◆ Requirement
Look through the listing below and work out how many of its lines hold the word "this". Give only the number.

Dataset listings of figures:
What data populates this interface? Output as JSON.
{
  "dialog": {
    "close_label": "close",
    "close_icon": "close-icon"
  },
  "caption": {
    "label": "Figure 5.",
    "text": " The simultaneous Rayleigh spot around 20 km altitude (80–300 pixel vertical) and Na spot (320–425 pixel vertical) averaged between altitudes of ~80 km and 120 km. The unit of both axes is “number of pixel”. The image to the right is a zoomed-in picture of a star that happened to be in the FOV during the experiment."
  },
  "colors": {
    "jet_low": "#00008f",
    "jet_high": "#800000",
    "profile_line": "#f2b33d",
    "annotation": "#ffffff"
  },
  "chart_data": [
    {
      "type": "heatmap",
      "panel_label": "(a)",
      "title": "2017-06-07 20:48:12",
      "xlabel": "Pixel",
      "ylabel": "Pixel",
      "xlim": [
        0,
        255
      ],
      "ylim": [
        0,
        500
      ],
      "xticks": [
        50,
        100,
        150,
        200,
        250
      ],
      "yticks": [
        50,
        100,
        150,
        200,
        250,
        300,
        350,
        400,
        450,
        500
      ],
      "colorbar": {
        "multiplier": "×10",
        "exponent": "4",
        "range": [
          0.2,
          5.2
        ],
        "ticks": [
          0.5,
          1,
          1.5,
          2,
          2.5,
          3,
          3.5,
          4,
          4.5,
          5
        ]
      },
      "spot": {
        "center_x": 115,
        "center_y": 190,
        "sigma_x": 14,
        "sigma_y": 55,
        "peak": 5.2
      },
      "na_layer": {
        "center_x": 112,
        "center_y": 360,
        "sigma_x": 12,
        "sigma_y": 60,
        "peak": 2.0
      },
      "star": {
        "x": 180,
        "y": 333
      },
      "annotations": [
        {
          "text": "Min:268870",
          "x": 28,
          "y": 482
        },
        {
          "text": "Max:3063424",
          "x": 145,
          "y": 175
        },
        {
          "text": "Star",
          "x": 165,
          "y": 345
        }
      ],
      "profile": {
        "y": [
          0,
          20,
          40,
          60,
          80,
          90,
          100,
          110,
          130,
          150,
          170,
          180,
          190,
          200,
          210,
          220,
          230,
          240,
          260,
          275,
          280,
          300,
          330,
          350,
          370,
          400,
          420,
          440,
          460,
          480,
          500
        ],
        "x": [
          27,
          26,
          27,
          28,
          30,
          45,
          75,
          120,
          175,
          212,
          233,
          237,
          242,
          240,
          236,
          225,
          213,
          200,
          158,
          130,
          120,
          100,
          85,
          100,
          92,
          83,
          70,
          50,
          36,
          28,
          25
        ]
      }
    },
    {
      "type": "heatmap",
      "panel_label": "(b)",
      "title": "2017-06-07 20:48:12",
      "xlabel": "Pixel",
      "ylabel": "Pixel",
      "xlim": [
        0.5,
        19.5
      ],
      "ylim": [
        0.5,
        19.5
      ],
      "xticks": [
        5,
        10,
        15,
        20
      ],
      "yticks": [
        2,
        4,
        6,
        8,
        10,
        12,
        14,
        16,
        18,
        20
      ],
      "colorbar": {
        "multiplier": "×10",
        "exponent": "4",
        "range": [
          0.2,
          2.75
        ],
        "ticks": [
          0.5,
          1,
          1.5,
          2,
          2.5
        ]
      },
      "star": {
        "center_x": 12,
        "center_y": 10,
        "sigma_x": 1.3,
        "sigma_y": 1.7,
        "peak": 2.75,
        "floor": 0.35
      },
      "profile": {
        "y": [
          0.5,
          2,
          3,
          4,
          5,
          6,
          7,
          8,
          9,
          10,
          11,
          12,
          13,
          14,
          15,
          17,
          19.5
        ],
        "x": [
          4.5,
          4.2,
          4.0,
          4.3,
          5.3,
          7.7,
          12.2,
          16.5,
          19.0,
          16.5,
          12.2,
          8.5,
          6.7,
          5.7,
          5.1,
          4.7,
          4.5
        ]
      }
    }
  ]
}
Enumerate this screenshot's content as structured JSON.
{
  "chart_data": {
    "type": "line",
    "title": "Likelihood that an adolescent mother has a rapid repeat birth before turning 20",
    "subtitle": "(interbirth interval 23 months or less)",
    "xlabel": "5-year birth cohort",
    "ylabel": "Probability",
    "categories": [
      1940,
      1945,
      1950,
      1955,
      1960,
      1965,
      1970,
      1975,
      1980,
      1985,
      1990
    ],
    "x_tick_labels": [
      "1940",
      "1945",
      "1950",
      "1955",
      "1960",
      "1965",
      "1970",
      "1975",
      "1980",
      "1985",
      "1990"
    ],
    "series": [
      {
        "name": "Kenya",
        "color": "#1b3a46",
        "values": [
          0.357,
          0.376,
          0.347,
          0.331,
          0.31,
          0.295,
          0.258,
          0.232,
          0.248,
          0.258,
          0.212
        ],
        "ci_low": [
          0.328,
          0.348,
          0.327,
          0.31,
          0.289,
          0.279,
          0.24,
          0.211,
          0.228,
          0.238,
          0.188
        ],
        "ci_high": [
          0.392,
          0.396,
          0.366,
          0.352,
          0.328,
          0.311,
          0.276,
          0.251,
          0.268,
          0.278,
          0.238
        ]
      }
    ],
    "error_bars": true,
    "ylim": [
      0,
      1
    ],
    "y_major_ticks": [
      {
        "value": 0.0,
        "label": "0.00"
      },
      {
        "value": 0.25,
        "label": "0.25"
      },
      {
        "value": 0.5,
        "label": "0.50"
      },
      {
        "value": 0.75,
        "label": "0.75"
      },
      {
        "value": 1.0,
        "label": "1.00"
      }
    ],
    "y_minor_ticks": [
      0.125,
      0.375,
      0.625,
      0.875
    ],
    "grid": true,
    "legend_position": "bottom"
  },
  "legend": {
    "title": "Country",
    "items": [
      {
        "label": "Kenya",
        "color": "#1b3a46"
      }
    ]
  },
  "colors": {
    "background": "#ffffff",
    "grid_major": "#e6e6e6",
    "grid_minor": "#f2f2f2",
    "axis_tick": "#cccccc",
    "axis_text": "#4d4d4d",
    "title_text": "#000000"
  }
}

◆ Task result
2